### EXERCISE
Scan the entries and tally the lines that include the string "nacional". Reply with the figure alone.

— start of DATA ROWS —

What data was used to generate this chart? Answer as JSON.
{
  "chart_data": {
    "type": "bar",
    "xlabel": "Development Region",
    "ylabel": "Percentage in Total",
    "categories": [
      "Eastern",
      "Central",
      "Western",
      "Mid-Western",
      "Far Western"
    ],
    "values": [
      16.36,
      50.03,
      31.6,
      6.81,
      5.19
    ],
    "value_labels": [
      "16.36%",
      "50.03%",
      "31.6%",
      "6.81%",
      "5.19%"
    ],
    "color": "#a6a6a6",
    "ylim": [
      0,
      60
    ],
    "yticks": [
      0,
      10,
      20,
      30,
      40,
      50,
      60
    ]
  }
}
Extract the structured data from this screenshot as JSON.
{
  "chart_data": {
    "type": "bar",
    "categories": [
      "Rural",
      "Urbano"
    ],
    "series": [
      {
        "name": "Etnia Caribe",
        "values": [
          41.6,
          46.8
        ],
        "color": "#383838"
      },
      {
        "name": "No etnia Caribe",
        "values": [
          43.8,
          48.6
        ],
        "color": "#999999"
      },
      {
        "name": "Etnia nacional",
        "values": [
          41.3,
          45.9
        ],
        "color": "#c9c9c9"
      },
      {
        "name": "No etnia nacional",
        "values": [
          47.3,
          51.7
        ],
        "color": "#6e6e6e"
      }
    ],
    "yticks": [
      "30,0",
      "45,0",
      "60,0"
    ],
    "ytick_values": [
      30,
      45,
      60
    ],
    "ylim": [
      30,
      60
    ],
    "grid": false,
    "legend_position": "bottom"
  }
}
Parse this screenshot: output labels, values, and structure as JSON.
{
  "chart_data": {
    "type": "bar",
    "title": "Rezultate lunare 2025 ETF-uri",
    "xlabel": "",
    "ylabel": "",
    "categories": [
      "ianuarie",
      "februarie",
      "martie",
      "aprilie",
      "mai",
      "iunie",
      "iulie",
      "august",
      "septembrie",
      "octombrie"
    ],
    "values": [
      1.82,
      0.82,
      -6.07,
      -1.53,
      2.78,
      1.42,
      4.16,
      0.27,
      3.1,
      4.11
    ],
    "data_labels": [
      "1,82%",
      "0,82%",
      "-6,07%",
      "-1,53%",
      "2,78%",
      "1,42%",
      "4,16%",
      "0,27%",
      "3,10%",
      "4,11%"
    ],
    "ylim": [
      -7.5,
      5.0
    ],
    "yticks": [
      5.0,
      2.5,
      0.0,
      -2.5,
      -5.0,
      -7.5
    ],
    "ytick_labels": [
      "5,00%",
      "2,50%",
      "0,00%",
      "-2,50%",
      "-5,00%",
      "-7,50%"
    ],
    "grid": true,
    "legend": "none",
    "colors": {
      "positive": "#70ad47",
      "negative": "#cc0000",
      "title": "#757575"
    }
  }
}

— end of DATA ROWS —

### THE COMPLETED TASK
2